======== Input ========

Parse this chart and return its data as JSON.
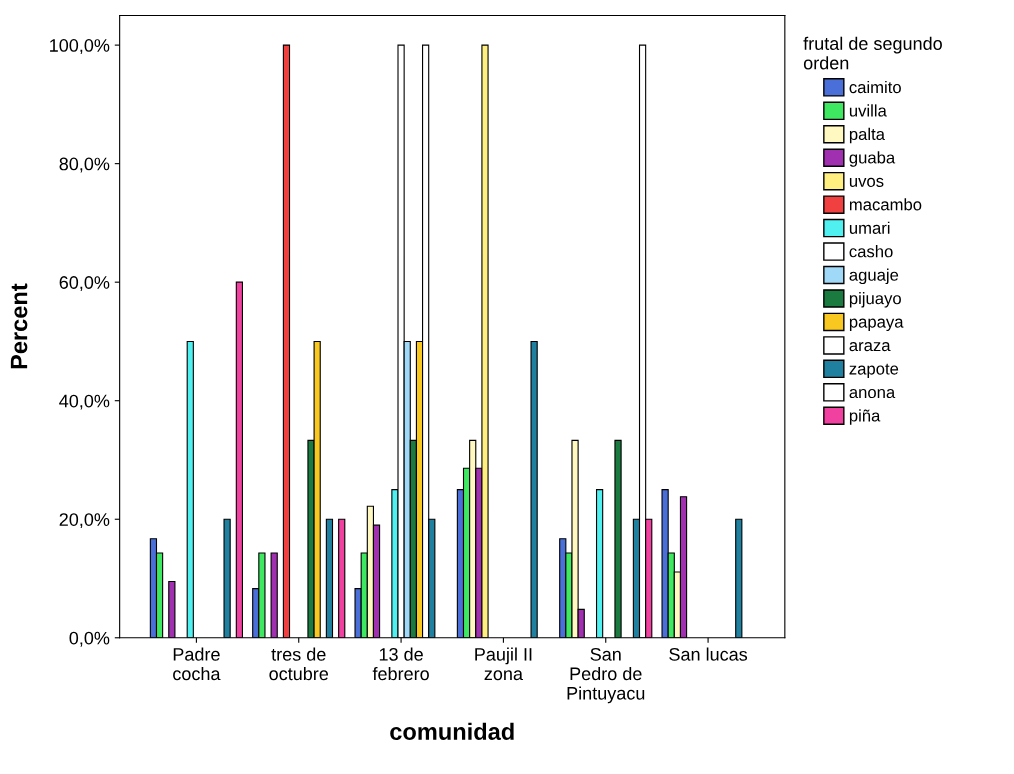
{
  "chart_data": {
    "type": "bar",
    "xlabel": "comunidad",
    "ylabel": "Percent",
    "legend_title": "frutal de segundo\norden",
    "categories": [
      "Padre\ncocha",
      "tres de\noctubre",
      "13 de\nfebrero",
      "Paujil II\nzona",
      "San\nPedro de\nPintuyacu",
      "San lucas"
    ],
    "series": [
      {
        "name": "caimito",
        "color": "#4a6fd8",
        "values": [
          16.7,
          8.3,
          8.3,
          25,
          16.7,
          25
        ]
      },
      {
        "name": "uvilla",
        "color": "#3ee860",
        "values": [
          14.3,
          14.3,
          14.3,
          28.6,
          14.3,
          14.3
        ]
      },
      {
        "name": "palta",
        "color": "#fff8c0",
        "values": [
          null,
          null,
          22.2,
          33.3,
          33.3,
          11.1
        ]
      },
      {
        "name": "guaba",
        "color": "#a030b0",
        "values": [
          9.5,
          14.3,
          19,
          28.6,
          4.8,
          23.8
        ]
      },
      {
        "name": "uvos",
        "color": "#ffee80",
        "values": [
          null,
          null,
          null,
          100,
          null,
          null
        ]
      },
      {
        "name": "macambo",
        "color": "#f04040",
        "values": [
          null,
          100,
          null,
          null,
          null,
          null
        ]
      },
      {
        "name": "umari",
        "color": "#50f0f0",
        "values": [
          50,
          null,
          25,
          null,
          25,
          null
        ]
      },
      {
        "name": "casho",
        "color": "#ffffff",
        "values": [
          null,
          null,
          100,
          null,
          null,
          null
        ]
      },
      {
        "name": "aguaje",
        "color": "#a0d8f8",
        "values": [
          null,
          null,
          50,
          null,
          null,
          null
        ]
      },
      {
        "name": "pijuayo",
        "color": "#1a7a40",
        "values": [
          null,
          33.3,
          33.3,
          null,
          33.3,
          null
        ]
      },
      {
        "name": "papaya",
        "color": "#f8c820",
        "values": [
          null,
          50,
          50,
          null,
          null,
          null
        ]
      },
      {
        "name": "araza",
        "color": "#ffffff",
        "values": [
          null,
          null,
          100,
          null,
          null,
          null
        ]
      },
      {
        "name": "zapote",
        "color": "#2080a0",
        "values": [
          20,
          20,
          20,
          50,
          20,
          20
        ]
      },
      {
        "name": "anona",
        "color": "#ffffff",
        "values": [
          null,
          null,
          null,
          null,
          100,
          null
        ]
      },
      {
        "name": "piña",
        "color": "#f040a0",
        "values": [
          60,
          20,
          null,
          null,
          20,
          null
        ]
      }
    ],
    "ylim": [
      0,
      105
    ],
    "yticks": [
      {
        "value": 0,
        "label": "0,0%"
      },
      {
        "value": 20,
        "label": "20,0%"
      },
      {
        "value": 40,
        "label": "40,0%"
      },
      {
        "value": 60,
        "label": "60,0%"
      },
      {
        "value": 80,
        "label": "80,0%"
      },
      {
        "value": 100,
        "label": "100,0%"
      }
    ],
    "legend": "right"
  }
}
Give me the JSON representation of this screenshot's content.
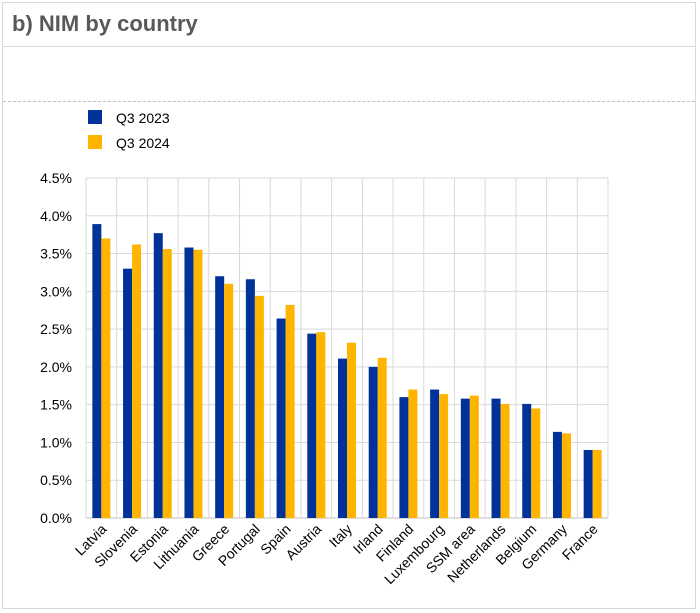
{
  "header": {
    "title": "b) NIM by country"
  },
  "colors": {
    "q3_2023": "#003299",
    "q3_2024": "#FFB400",
    "grid": "#d9d9d9",
    "axis": "#bfbfbf"
  },
  "chart_data": {
    "type": "bar",
    "title": "b) NIM by country",
    "categories": [
      "Latvia",
      "Slovenia",
      "Estonia",
      "Lithuania",
      "Greece",
      "Portugal",
      "Spain",
      "Austria",
      "Italy",
      "Irland",
      "Finland",
      "Luxembourg",
      "SSM area",
      "Netherlands",
      "Belgium",
      "Germany",
      "France"
    ],
    "series": [
      {
        "name": "Q3 2023",
        "values": [
          3.89,
          3.3,
          3.77,
          3.58,
          3.2,
          3.16,
          2.64,
          2.44,
          2.11,
          2.0,
          1.6,
          1.7,
          1.58,
          1.58,
          1.51,
          1.14,
          0.9
        ]
      },
      {
        "name": "Q3 2024",
        "values": [
          3.7,
          3.62,
          3.56,
          3.55,
          3.1,
          2.94,
          2.82,
          2.46,
          2.32,
          2.12,
          1.7,
          1.64,
          1.62,
          1.51,
          1.45,
          1.12,
          0.9
        ]
      }
    ],
    "yticks": [
      "0.0%",
      "0.5%",
      "1.0%",
      "1.5%",
      "2.0%",
      "2.5%",
      "3.0%",
      "3.5%",
      "4.0%",
      "4.5%"
    ],
    "ylim": [
      0,
      4.5
    ],
    "ytick_step": 0.5,
    "grid": true,
    "legend": "top-left"
  }
}
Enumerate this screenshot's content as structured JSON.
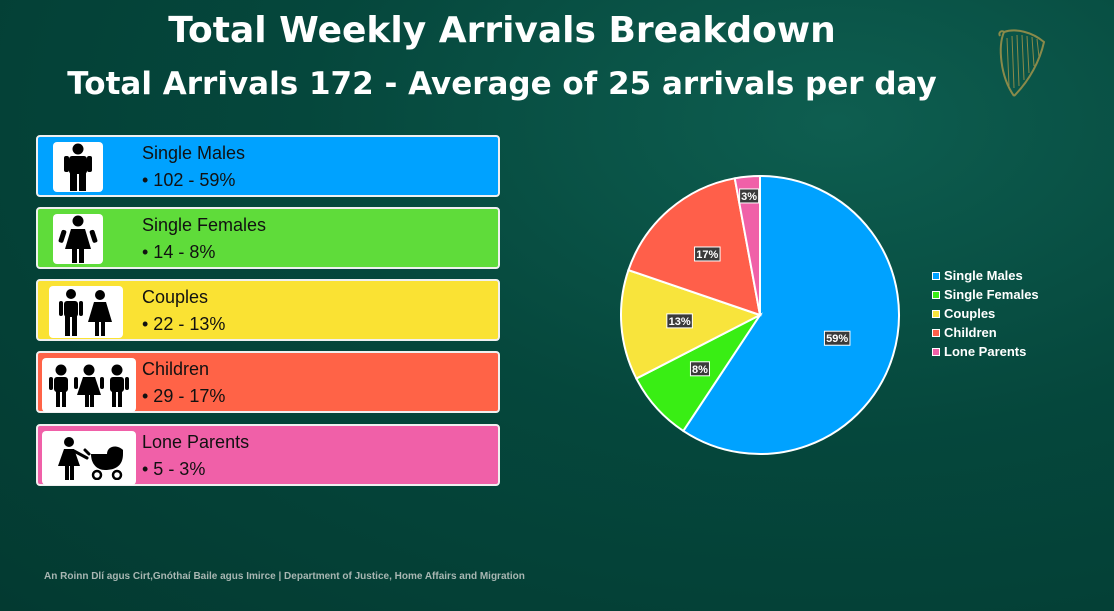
{
  "title": "Total Weekly Arrivals Breakdown",
  "subtitle": "Total Arrivals 172 - Average of 25 arrivals per day",
  "footer": "An Roinn Dlí agus Cirt,Gnóthaí Baile agus Imirce | Department of Justice, Home Affairs and Migration",
  "cards": [
    {
      "label": "Single Males",
      "value": "• 102 - 59%",
      "color": "#00a2ff",
      "icon": "single-male-icon"
    },
    {
      "label": "Single Females",
      "value": "• 14 - 8%",
      "color": "#5fdc3a",
      "icon": "single-female-icon"
    },
    {
      "label": "Couples",
      "value": "• 22 - 13%",
      "color": "#fae233",
      "icon": "couple-icon"
    },
    {
      "label": "Children",
      "value": "• 29 - 17%",
      "color": "#ff6347",
      "icon": "children-icon"
    },
    {
      "label": "Lone Parents",
      "value": "• 5 - 3%",
      "color": "#f060a8",
      "icon": "lone-parent-icon"
    }
  ],
  "chart_data": {
    "type": "pie",
    "title": "",
    "categories": [
      "Single Males",
      "Single Females",
      "Couples",
      "Children",
      "Lone Parents"
    ],
    "values": [
      102,
      14,
      22,
      29,
      5
    ],
    "labels": [
      "59%",
      "8%",
      "13%",
      "17%",
      "3%"
    ],
    "colors": [
      "#00a2ff",
      "#39ee14",
      "#f8e43c",
      "#ff5f4a",
      "#f060a8"
    ],
    "legend_position": "right"
  }
}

========

_Work instructions_. Copy all the lines above that hold the string "Females".

_Result for this task_.
      "label": "Single Females",
      "Single Females",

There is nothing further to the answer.